- 課題 1 -
3Dプリンタの購入記では、先に発売された「ダヴィンチ Color」の価格はおよそいくらと書かれていますか。
- 課題 2 -
3Dプリンタの購入記から、ダヴィンチ Color mini のインクカートリッジに入っている色をすべて書き出してください。

- 本文 -
---+---
フルカラー3Dプリンタ「ダヴィンチ Color mini」を買ってみた
ここ隠岐諸島には、海岸の侵食による奇岩など自然の名所が豊富です。これらをどうにか3Dプリンタで模型としてお土産品にできないか試行していました。
これは以前 ZBrushCore でモデリングして3Dプリンタで出力したものですが、単色だとやはり情報量に乏しいですね。
かと言って業務用のフルカラー3Dプリンタは数千万するし、3Dプリントサービスを使っても1つ数千円は下らないのでお土産品の原価としては論外です。 手作業で塗装もできそうな気もしますが、やはり手間がかかると採算が厳しい上に面倒くさい(笑)ので、個人で購入できる廉価なフルカラー3Dプリンタの登場を待望んでいました。
ダヴィンチ Color mini 発売
先行で発売されていた「ダヴィンチ Color」はちょっと手を出しにくい価格(70万くらい)だったのでスルーしちゃいましたが、「ダヴィンチ Color mini」は20万円台(しかも10台限定で半額)ということで、日本発売予告と同時に颯爽と予約しましたが、無事今月頭に届きました!
予約販売は公式サイトのみでしたが、現在は Amazon で買えるようです。
ダヴィンチ Color mini
製品の紹介動画
Color Mini Main Video with CEO
ダヴィンチ Color mini でフルカラープリントするには、専用のフィラメントとインクカートリッジが必要です。
専用フィラメント
白っぽい半透明のフィラメントで、インクジェットの色が乗りやすい設計になっているそうです。
専用インクカートリッジ
まだカラープリントが普及もしていないので仕方ないですが、インクカートリッジがかなり高価です(約1万円)。 数cm角のオブジェクトのプリントでインク消費量5%程度だったので、1プリントのインク代は数百円くらいかかってそうです。 「ダヴィンチ Color」と違って各色のインクタンクは独立していないので、特定の色を多く消費していると他のインクが余ってちょっと勿体ない感じになりそうです。あと、カートリッジは CMY(シアン、マゼンタ、イエロー)の3色でブラックがないので、黒みに限界がありそうです。
---+---
- データ一覧 -
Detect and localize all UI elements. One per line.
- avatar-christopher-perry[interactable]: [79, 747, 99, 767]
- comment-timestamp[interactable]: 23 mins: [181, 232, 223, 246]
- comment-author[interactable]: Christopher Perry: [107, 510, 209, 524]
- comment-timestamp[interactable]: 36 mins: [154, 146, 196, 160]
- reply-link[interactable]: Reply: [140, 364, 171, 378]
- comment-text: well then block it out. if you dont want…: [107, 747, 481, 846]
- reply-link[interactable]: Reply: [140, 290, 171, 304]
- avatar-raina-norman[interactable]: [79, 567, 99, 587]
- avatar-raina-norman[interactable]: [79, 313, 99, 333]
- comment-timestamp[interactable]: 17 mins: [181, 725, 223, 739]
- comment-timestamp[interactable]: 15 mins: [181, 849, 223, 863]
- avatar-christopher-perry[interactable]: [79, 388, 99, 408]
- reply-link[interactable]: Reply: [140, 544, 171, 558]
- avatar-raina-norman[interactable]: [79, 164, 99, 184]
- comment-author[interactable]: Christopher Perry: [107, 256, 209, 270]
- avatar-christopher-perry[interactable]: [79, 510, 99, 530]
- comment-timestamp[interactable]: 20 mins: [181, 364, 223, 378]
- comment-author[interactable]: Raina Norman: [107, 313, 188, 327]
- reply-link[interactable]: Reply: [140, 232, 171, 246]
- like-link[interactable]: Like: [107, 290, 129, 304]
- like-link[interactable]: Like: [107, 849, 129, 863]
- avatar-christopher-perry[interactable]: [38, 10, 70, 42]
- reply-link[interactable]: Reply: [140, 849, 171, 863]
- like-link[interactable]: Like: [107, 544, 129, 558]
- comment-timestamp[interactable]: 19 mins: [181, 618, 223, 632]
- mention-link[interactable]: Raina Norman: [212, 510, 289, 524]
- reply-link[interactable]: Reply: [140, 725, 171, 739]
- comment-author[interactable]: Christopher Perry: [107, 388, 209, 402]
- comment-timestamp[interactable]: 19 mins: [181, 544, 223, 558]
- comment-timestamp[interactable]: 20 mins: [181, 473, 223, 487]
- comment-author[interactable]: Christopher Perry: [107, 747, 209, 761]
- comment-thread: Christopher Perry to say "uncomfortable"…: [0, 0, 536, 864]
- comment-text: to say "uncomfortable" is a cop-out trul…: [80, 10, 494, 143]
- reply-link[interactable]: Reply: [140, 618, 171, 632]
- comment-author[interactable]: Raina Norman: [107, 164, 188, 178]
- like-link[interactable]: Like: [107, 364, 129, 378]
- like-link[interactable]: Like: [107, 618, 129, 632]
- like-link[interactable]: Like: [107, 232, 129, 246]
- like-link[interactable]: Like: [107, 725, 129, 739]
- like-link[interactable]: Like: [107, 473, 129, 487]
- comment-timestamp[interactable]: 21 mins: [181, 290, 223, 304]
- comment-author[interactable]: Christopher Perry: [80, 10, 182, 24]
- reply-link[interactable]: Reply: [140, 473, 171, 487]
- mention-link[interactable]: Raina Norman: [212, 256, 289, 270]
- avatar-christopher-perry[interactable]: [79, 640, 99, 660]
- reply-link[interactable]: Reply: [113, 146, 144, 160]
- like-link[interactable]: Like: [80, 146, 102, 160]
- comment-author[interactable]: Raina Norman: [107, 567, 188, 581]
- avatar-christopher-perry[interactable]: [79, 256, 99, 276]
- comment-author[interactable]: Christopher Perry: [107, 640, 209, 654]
---+---
- 回答 1 -
70万円くらいです。

- 回答 2 -
シアン、マゼンタ、イエロー